(Stored data entries)
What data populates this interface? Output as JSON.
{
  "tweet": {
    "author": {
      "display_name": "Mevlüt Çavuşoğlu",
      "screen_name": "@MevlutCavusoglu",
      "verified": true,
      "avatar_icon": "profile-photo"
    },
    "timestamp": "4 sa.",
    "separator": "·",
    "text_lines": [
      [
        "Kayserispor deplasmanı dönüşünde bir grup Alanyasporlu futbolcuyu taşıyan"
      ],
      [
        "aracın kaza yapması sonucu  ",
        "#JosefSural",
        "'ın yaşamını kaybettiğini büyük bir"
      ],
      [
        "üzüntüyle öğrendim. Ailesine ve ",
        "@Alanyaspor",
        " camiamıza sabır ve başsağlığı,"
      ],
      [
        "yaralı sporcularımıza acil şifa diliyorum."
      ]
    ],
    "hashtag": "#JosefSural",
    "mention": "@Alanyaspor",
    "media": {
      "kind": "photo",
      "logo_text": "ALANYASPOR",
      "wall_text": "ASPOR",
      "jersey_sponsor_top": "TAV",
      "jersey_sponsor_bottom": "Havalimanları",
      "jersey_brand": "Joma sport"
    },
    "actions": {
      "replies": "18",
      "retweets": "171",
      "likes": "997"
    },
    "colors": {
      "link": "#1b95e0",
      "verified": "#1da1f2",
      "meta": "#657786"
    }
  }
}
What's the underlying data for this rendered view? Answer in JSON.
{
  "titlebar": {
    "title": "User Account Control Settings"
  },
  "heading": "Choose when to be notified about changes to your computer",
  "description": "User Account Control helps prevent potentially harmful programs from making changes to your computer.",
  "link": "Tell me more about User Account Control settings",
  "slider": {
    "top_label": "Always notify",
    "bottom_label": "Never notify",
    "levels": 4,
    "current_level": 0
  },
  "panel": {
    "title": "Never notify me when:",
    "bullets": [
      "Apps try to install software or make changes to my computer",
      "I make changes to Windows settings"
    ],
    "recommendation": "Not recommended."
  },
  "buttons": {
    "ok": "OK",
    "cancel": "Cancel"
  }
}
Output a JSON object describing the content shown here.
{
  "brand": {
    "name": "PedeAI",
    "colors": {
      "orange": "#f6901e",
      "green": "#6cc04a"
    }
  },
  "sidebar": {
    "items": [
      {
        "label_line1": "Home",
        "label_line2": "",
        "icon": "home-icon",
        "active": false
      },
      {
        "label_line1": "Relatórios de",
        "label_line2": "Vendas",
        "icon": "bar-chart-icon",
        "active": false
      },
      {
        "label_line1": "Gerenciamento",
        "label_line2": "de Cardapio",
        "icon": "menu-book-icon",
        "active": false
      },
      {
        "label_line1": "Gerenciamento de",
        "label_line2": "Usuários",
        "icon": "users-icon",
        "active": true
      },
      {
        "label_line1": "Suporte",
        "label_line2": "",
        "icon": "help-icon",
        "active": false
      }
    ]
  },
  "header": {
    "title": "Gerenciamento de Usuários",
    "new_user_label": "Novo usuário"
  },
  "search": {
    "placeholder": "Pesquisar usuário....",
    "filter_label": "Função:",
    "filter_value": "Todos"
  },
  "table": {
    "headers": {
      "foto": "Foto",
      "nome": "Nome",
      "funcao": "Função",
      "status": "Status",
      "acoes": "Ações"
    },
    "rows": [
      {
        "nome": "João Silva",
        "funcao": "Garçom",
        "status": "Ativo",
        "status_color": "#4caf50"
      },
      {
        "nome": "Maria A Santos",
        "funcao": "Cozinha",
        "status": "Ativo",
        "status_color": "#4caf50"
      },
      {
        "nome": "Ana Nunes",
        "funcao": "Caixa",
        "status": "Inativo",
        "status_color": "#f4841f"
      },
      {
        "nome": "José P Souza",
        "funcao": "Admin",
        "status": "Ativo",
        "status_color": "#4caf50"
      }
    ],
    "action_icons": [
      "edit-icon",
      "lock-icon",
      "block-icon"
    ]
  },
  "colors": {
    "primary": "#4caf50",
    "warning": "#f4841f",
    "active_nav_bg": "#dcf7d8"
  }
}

Task instructions: Copy down the material exactly as written.

Reply to the exercise:
What data populates this interface? Output as JSON.
{
  "tweet": {
    "author": {
      "display_name": "Mevlüt Çavuşoğlu",
      "screen_name": "@MevlutCavusoglu",
      "verified": true,
      "avatar_icon": "profile-photo"
    },
    "timestamp": "4 sa.",
    "separator": "·",
    "text_lines": [
      [
        "Kayserispor deplasmanı dönüşünde bir grup Alanyasporlu futbolcuyu taşıyan"
      ],
      [
        "aracın kaza yapması sonucu  ",
        "#JosefSural",
        "'ın yaşamını kaybettiğini büyük bir"
      ],
      [
        "üzüntüyle öğrendim. Ailesine ve ",
        "@Alanyaspor",
        " camiamıza sabır ve başsağlığı,"
      ],
      [
        "yaralı sporcularımıza acil şifa diliyorum."
      ]
    ],
    "hashtag": "#JosefSural",
    "mention": "@Alanyaspor",
    "media": {
      "kind": "photo",
      "logo_text": "ALANYASPOR",
      "wall_text": "ASPOR",
      "jersey_sponsor_top": "TAV",
      "jersey_sponsor_bottom": "Havalimanları",
      "jersey_brand": "Joma sport"
    },
    "actions": {
      "replies": "18",
      "retweets": "171",
      "likes": "997"
    },
    "colors": {
      "link": "#1b95e0",
      "verified": "#1da1f2",
      "meta": "#657786"
    }
  }
}
What's the underlying data for this rendered view? Answer in JSON.
{
  "titlebar": {
    "title": "User Account Control Settings"
  },
  "heading": "Choose when to be notified about changes to your computer",
  "description": "User Account Control helps prevent potentially harmful programs from making changes to your computer.",
  "link": "Tell me more about User Account Control settings",
  "slider": {
    "top_label": "Always notify",
    "bottom_label": "Never notify",
    "levels": 4,
    "current_level": 0
  },
  "panel": {
    "title": "Never notify me when:",
    "bullets": [
      "Apps try to install software or make changes to my computer",
      "I make changes to Windows settings"
    ],
    "recommendation": "Not recommended."
  },
  "buttons": {
    "ok": "OK",
    "cancel": "Cancel"
  }
}
Output a JSON object describing the content shown here.
{
  "brand": {
    "name": "PedeAI",
    "colors": {
      "orange": "#f6901e",
      "green": "#6cc04a"
    }
  },
  "sidebar": {
    "items": [
      {
        "label_line1": "Home",
        "label_line2": "",
        "icon": "home-icon",
        "active": false
      },
      {
        "label_line1": "Relatórios de",
        "label_line2": "Vendas",
        "icon": "bar-chart-icon",
        "active": false
      },
      {
        "label_line1": "Gerenciamento",
        "label_line2": "de Cardapio",
        "icon": "menu-book-icon",
        "active": false
      },
      {
        "label_line1": "Gerenciamento de",
        "label_line2": "Usuários",
        "icon": "users-icon",
        "active": true
      },
      {
        "label_line1": "Suporte",
        "label_line2": "",
        "icon": "help-icon",
        "active": false
      }
    ]
  },
  "header": {
    "title": "Gerenciamento de Usuários",
    "new_user_label": "Novo usuário"
  },
  "search": {
    "placeholder": "Pesquisar usuário....",
    "filter_label": "Função:",
    "filter_value": "Todos"
  },
  "table": {
    "headers": {
      "foto": "Foto",
      "nome": "Nome",
      "funcao": "Função",
      "status": "Status",
      "acoes": "Ações"
    },
    "rows": [
      {
        "nome": "João Silva",
        "funcao": "Garçom",
        "status": "Ativo",
        "status_color": "#4caf50"
      },
      {
        "nome": "Maria A Santos",
        "funcao": "Cozinha",
        "status": "Ativo",
        "status_color": "#4caf50"
      },
      {
        "nome": "Ana Nunes",
        "funcao": "Caixa",
        "status": "Inativo",
        "status_color": "#f4841f"
      },
      {
        "nome": "José P Souza",
        "funcao": "Admin",
        "status": "Ativo",
        "status_color": "#4caf50"
      }
    ],
    "action_icons": [
      "edit-icon",
      "lock-icon",
      "block-icon"
    ]
  },
  "colors": {
    "primary": "#4caf50",
    "warning": "#f4841f",
    "active_nav_bg": "#dcf7d8"
  }
}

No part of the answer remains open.